-------- DATA FOR PROCESSING
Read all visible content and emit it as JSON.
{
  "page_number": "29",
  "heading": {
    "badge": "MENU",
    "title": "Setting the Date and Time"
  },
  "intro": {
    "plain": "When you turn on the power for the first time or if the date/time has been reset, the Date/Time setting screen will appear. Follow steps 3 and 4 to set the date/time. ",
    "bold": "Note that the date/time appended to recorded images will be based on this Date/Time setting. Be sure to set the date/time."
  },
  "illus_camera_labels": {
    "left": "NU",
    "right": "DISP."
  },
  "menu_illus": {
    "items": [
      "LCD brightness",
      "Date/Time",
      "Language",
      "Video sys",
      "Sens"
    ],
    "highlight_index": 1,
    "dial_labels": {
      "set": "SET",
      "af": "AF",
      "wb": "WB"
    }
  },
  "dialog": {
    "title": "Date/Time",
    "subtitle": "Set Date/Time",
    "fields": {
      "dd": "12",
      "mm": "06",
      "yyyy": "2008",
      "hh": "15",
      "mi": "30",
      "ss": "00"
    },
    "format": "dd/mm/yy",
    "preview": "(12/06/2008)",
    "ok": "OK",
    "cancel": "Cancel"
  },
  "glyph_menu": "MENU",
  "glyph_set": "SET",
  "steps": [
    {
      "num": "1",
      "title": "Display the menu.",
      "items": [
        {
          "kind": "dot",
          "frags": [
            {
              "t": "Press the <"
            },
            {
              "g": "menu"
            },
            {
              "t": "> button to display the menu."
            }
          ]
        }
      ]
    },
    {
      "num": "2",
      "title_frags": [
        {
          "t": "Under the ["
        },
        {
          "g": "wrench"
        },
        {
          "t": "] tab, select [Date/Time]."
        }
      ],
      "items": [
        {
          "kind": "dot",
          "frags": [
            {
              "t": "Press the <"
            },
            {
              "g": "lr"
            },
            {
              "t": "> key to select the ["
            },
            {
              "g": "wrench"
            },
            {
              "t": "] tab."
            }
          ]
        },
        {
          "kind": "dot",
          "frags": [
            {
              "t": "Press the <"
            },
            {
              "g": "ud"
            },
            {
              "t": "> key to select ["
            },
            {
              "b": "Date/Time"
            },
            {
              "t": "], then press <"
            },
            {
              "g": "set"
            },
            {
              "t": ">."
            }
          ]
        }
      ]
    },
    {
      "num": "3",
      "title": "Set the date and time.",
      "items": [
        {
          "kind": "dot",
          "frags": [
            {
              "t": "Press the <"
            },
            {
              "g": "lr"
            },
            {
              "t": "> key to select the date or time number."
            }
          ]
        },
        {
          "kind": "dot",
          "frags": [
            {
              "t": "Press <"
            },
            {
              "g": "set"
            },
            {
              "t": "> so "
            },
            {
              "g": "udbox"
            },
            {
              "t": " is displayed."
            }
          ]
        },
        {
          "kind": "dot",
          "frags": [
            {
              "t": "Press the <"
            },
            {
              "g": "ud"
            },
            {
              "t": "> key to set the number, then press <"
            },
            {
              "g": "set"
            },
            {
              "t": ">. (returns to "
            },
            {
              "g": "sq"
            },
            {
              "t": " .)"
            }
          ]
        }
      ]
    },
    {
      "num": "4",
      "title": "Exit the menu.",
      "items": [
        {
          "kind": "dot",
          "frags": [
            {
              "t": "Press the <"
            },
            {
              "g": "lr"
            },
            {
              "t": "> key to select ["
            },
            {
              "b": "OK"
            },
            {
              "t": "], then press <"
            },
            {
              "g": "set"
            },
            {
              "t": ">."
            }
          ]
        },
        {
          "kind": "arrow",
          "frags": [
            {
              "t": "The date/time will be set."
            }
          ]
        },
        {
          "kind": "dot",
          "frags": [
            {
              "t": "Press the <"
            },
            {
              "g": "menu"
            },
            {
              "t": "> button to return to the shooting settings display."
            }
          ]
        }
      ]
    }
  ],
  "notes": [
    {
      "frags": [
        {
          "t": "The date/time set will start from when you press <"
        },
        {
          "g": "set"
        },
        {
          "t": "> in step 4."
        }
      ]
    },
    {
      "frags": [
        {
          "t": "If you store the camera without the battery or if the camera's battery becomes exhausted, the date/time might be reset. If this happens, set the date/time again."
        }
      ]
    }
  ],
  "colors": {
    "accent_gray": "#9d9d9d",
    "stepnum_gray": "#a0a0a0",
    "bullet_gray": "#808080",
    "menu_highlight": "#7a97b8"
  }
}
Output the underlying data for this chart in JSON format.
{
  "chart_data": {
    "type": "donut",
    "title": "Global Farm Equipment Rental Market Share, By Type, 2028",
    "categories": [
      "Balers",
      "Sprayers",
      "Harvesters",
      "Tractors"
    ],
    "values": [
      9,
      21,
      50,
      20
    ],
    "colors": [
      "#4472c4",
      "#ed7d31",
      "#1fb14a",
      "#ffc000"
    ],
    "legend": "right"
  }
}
----------------
In the material above, show every line where the word "this" turns up.

    "bold": "Note that the date/time appended to recorded images will be based on this Date/Time setting. Be sure to set the date/time."
          "t": "If you store the camera without the battery or if the camera's battery becomes exhausted, the date/time might be reset. If this happens, set the date/time again."
Output the underlying data for this chart in JSON format.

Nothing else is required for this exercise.